- **What needs to be done**
Identify and copy all lines of the material where the string "page" is found.

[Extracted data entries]
· · ·

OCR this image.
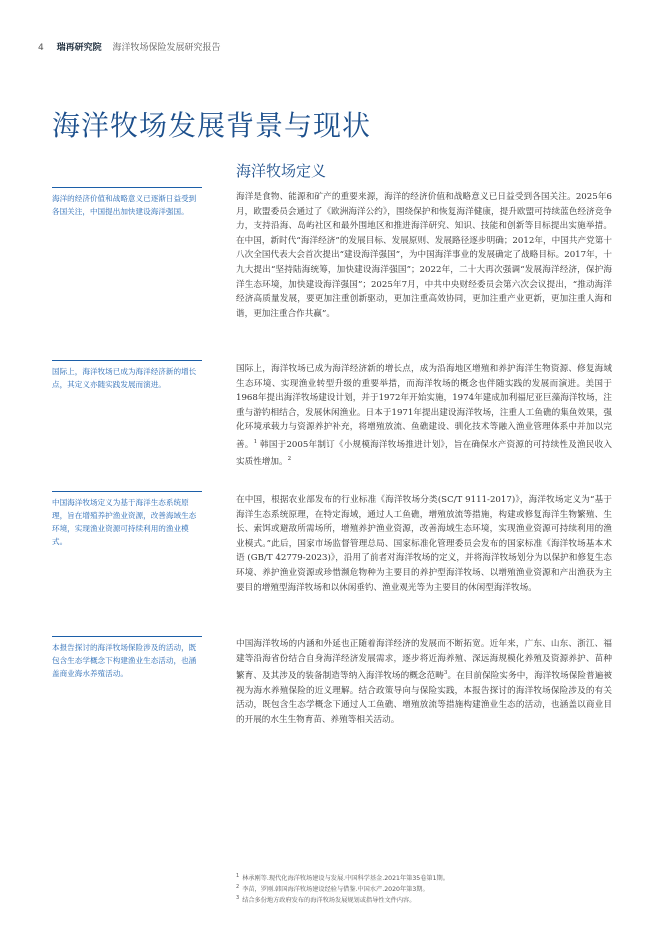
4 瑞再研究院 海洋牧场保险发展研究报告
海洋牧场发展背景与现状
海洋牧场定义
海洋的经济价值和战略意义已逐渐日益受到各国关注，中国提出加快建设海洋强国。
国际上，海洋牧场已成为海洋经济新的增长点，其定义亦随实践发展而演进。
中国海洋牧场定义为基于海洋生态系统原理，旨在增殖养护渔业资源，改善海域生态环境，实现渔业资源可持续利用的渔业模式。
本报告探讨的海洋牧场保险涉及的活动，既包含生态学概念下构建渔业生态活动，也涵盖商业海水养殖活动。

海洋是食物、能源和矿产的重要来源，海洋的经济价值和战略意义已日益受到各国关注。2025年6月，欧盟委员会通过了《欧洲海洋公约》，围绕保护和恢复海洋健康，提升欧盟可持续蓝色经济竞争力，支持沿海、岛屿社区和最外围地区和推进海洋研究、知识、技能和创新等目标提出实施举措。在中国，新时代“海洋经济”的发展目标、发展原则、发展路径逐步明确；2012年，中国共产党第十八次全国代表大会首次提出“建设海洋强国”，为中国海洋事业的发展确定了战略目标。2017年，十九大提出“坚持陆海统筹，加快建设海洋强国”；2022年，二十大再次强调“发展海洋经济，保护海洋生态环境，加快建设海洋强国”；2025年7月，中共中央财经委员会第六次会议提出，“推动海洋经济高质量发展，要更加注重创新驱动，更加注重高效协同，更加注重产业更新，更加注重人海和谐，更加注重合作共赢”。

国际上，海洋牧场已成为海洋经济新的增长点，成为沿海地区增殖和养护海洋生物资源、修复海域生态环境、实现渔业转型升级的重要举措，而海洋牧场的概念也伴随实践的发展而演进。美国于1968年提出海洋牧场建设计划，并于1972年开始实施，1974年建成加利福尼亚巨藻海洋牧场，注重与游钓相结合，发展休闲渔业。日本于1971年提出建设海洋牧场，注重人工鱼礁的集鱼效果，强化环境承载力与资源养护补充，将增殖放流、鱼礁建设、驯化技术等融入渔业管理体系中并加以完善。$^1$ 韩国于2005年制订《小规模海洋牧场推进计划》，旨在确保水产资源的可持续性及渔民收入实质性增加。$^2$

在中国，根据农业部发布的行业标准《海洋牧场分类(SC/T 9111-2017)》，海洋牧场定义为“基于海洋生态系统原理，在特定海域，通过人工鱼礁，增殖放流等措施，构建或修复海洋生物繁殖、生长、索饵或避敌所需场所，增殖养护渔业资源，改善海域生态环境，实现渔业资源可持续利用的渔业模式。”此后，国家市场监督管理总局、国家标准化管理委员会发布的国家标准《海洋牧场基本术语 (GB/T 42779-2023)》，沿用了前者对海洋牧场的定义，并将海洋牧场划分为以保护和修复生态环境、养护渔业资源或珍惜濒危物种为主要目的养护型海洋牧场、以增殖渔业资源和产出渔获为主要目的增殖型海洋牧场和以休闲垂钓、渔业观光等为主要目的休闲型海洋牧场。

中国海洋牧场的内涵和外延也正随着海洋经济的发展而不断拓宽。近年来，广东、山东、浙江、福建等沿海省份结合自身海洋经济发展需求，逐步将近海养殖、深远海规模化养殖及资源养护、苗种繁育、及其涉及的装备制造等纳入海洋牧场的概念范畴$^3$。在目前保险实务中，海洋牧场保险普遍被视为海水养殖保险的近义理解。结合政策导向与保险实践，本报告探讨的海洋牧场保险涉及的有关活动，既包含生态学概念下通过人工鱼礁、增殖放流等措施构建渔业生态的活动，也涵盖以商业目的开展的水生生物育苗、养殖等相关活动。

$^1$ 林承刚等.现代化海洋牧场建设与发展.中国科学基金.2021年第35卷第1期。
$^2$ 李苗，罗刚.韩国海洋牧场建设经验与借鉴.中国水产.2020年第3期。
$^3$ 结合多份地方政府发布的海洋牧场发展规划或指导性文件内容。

· · ·

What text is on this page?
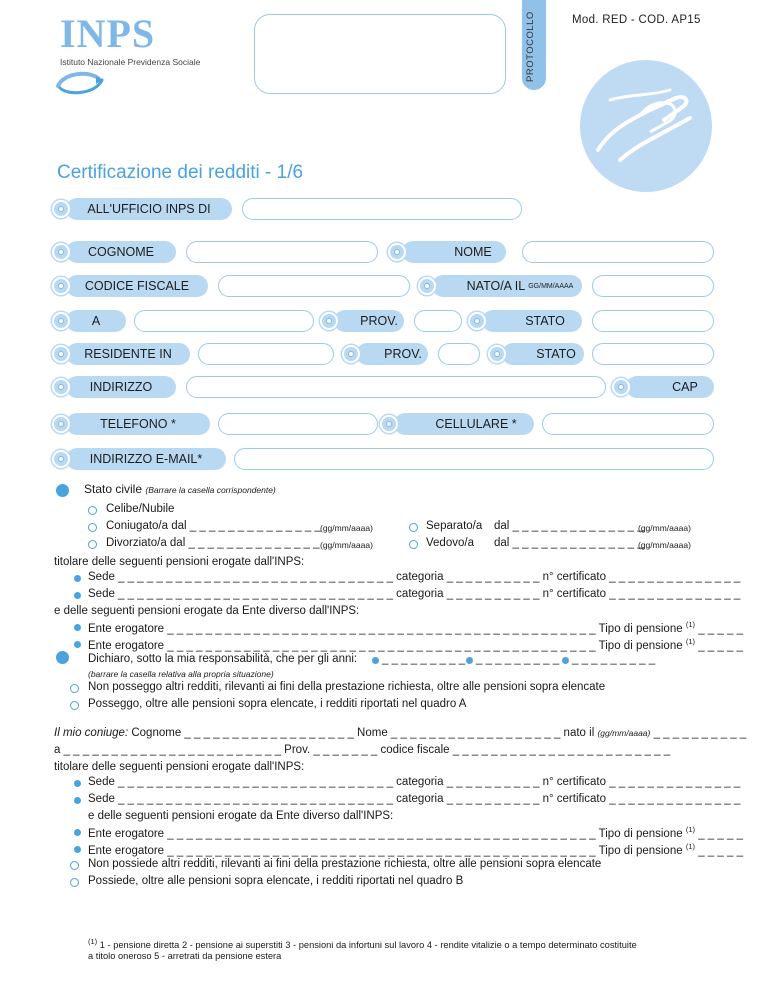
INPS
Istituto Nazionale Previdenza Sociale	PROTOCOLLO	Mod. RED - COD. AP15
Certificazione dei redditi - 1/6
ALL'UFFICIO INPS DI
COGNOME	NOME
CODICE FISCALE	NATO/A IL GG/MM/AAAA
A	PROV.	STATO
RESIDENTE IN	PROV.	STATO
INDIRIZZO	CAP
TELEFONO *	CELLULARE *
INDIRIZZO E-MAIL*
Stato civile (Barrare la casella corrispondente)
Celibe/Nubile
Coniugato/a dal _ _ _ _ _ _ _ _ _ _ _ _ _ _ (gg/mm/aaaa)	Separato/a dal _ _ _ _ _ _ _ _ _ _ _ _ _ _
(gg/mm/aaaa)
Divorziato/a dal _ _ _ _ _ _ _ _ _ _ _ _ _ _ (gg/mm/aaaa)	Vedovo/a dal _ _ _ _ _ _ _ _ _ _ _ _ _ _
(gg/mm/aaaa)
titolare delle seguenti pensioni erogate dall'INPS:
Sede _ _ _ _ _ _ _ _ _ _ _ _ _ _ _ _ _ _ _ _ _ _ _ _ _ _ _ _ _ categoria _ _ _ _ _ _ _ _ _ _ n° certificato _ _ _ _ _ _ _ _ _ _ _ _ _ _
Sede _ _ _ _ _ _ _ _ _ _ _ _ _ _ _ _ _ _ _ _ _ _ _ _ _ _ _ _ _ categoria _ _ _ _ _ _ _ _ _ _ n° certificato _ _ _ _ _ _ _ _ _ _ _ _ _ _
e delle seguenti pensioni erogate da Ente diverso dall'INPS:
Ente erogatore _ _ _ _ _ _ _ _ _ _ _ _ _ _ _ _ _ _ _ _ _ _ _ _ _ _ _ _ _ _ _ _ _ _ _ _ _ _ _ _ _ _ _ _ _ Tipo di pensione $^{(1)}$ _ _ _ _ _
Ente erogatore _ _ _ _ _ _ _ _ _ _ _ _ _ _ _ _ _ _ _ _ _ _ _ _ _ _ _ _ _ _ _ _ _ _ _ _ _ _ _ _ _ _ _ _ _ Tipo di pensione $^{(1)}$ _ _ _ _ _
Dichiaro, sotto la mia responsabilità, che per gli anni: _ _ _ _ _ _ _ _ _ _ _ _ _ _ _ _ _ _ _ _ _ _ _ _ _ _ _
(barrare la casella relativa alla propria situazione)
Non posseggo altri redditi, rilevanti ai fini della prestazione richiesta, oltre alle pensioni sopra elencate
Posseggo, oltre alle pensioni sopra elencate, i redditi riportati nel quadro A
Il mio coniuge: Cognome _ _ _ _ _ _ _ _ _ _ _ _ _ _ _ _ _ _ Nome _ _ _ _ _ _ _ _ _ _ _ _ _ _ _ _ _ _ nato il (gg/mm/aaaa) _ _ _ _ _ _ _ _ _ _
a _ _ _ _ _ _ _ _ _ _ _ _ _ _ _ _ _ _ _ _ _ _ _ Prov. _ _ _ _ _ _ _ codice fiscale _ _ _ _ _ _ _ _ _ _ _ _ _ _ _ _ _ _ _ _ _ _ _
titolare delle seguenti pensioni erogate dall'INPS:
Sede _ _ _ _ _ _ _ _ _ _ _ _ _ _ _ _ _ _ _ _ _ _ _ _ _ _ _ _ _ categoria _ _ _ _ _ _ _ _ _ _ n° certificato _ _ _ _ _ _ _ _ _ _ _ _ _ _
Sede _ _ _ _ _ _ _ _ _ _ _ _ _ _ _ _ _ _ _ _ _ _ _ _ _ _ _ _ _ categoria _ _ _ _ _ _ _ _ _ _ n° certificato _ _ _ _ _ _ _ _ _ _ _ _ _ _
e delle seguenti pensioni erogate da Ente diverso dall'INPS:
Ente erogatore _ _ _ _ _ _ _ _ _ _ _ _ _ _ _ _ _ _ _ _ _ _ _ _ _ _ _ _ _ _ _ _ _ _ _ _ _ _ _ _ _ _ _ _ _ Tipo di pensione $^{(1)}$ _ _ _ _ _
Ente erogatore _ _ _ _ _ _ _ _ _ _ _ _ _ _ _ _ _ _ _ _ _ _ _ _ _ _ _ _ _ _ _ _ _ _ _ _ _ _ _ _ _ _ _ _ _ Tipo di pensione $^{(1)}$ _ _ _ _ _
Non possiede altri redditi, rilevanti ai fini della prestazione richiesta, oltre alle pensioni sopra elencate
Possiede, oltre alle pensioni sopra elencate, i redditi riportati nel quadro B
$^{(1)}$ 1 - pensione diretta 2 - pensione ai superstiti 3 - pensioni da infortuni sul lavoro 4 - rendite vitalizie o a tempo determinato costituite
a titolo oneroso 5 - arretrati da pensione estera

· · ·

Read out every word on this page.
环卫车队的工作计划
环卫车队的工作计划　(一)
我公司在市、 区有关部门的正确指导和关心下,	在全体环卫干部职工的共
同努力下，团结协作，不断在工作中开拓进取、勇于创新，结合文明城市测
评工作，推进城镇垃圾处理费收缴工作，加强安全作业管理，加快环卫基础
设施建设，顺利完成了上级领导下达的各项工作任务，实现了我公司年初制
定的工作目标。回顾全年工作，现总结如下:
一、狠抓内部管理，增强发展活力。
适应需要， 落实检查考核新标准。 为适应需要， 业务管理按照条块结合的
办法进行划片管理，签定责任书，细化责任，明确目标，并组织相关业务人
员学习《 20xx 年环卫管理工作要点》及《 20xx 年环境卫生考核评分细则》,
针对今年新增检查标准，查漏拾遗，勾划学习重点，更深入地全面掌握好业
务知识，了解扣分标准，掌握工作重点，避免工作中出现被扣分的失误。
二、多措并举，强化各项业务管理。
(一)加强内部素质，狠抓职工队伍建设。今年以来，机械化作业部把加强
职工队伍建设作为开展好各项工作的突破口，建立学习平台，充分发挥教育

· · ·

- **Task solution**
What text is on this page?
Read out every word on this page.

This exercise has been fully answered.